— Begin RECORD EXTRACTS —

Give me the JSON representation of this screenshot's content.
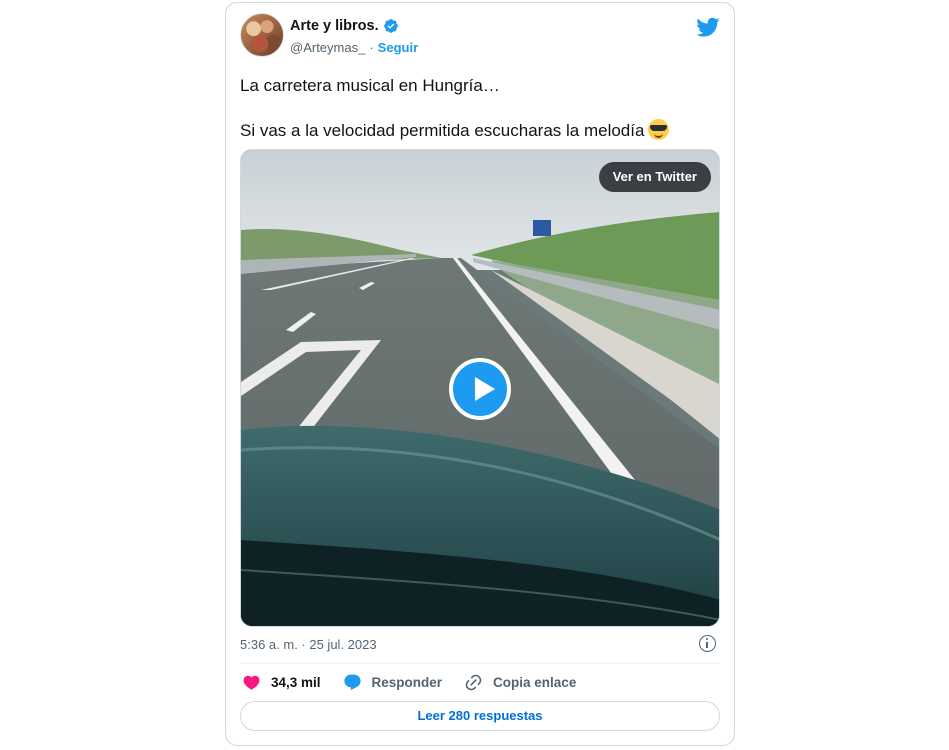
{
  "author": {
    "name": "Arte y libros.",
    "handle": "@Arteymas_",
    "separator": "·",
    "follow_label": "Seguir"
  },
  "tweet": {
    "line1": "La carretera musical en Hungría…",
    "line2": "Si vas a la velocidad permitida escucharas la melodía",
    "emoji": "smiling-face-with-sunglasses"
  },
  "media": {
    "view_label": "Ver en Twitter"
  },
  "meta": {
    "timestamp": "5:36 a. m. · 25 jul. 2023"
  },
  "actions": {
    "likes": "34,3 mil",
    "reply_label": "Responder",
    "copy_label": "Copia enlace"
  },
  "replies": {
    "label": "Leer 280 respuestas"
  },
  "colors": {
    "accent": "#1d9bf0",
    "like": "#f91880",
    "link": "#006fd6"
  }
}
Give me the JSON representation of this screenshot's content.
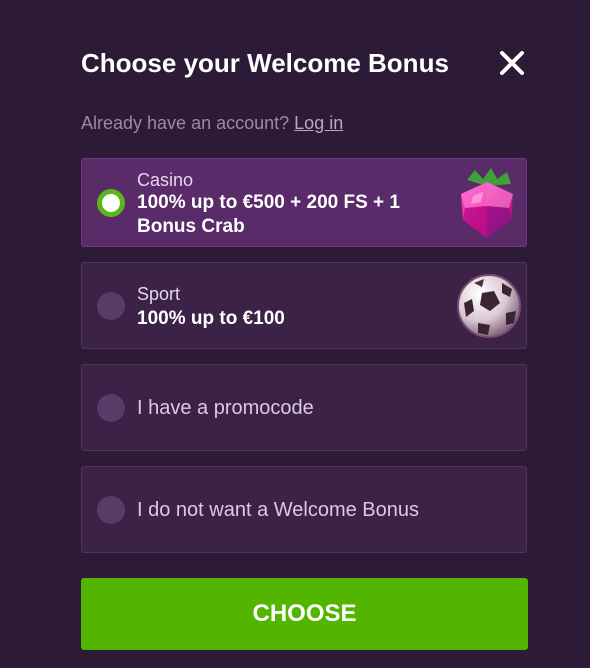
{
  "modal": {
    "title": "Choose your Welcome Bonus",
    "close_icon": "close-icon"
  },
  "login": {
    "prompt": "Already have an account?",
    "link": "Log in"
  },
  "options": [
    {
      "label": "Casino",
      "desc": "100% up to €500 + 200 FS + 1 Bonus Crab",
      "selected": true,
      "icon": "raspberry-icon"
    },
    {
      "label": "Sport",
      "desc": "100% up to €100",
      "selected": false,
      "icon": "soccer-ball-icon"
    },
    {
      "label": "I have a promocode",
      "selected": false
    },
    {
      "label": "I do not want a Welcome Bonus",
      "selected": false
    }
  ],
  "button": {
    "choose_label": "CHOOSE"
  },
  "colors": {
    "background": "#2d1a36",
    "selected_card": "#5a2b69",
    "card": "#3c2246",
    "accent_green": "#52b500"
  }
}
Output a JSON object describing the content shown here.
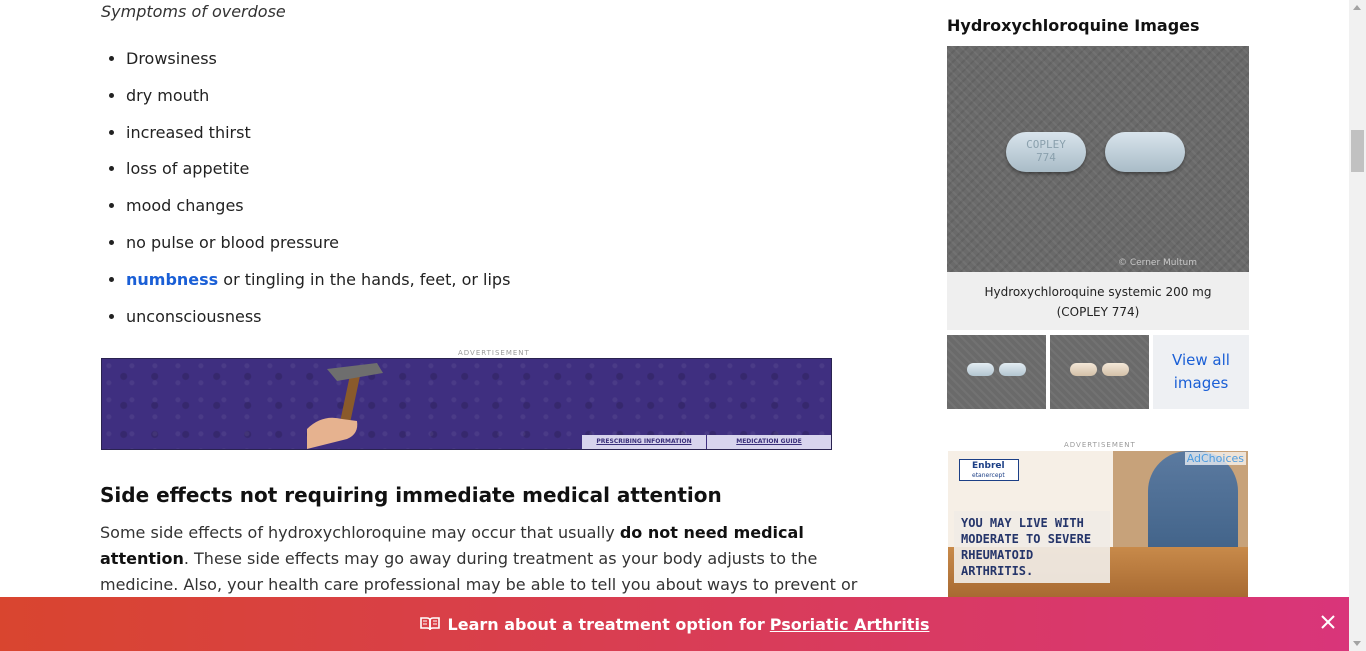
{
  "overdose": {
    "title": "Symptoms of overdose",
    "items": [
      {
        "text": "Drowsiness"
      },
      {
        "text": "dry mouth"
      },
      {
        "text": "increased thirst"
      },
      {
        "text": "loss of appetite"
      },
      {
        "text": "mood changes"
      },
      {
        "text": "no pulse or blood pressure"
      },
      {
        "link": "numbness",
        "text": " or tingling in the hands, feet, or lips"
      },
      {
        "text": "unconsciousness"
      }
    ]
  },
  "ad_label": "ADVERTISEMENT",
  "banner_ad": {
    "prescribing": "PRESCRIBING INFORMATION",
    "medication_guide": "MEDICATION GUIDE"
  },
  "side_effects": {
    "heading": "Side effects not requiring immediate medical attention",
    "text_before": "Some side effects of hydroxychloroquine may occur that usually ",
    "text_bold": "do not need medical attention",
    "text_after": ". These side effects may go away during treatment as your body adjusts to the medicine. Also, your health care professional may be able to tell you about ways to prevent or reduce some of these side effects."
  },
  "sidebar": {
    "title": "Hydroxychloroquine Images",
    "pill_imprint_line1": "COPLEY",
    "pill_imprint_line2": "774",
    "watermark": "© Cerner Multum",
    "caption": "Hydroxychloroquine systemic 200 mg (COPLEY 774)",
    "view_all": "View all images"
  },
  "side_ad": {
    "brand": "Enbrel",
    "brand_sub": "etanercept",
    "adchoices": "AdChoices",
    "message": "YOU MAY LIVE WITH MODERATE TO SEVERE RHEUMATOID ARTHRITIS."
  },
  "sticky": {
    "prefix": "Learn about a treatment option for",
    "link": "Psoriatic Arthritis"
  },
  "colors": {
    "link": "#1a5fd6",
    "sticky_start": "#d9452f",
    "sticky_end": "#d9357a",
    "banner_bg": "#3f2f80"
  }
}
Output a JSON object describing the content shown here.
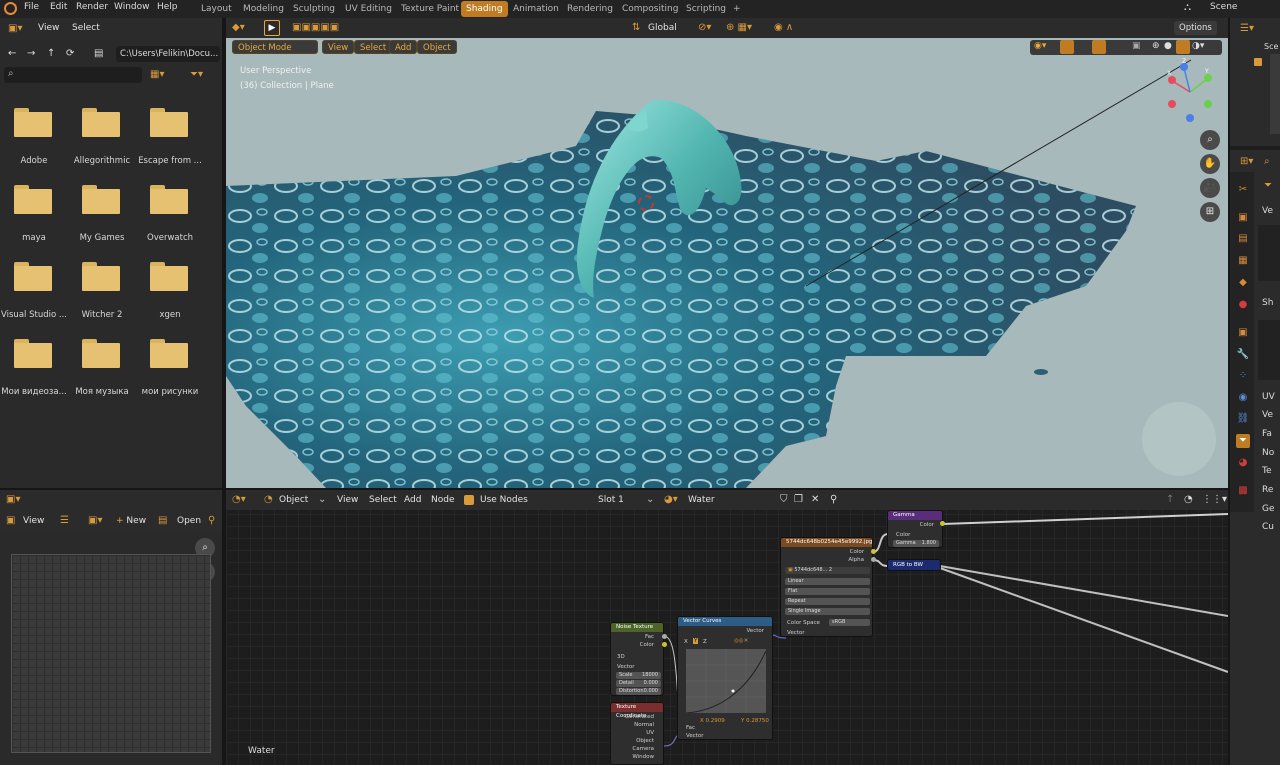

— End RECORD EXTRACTS —

* _PROBLEM DETAILS_: Determine how many lines contain the word "attention" and reply with that number alone.

* _WRITTEN ANSWER_: 2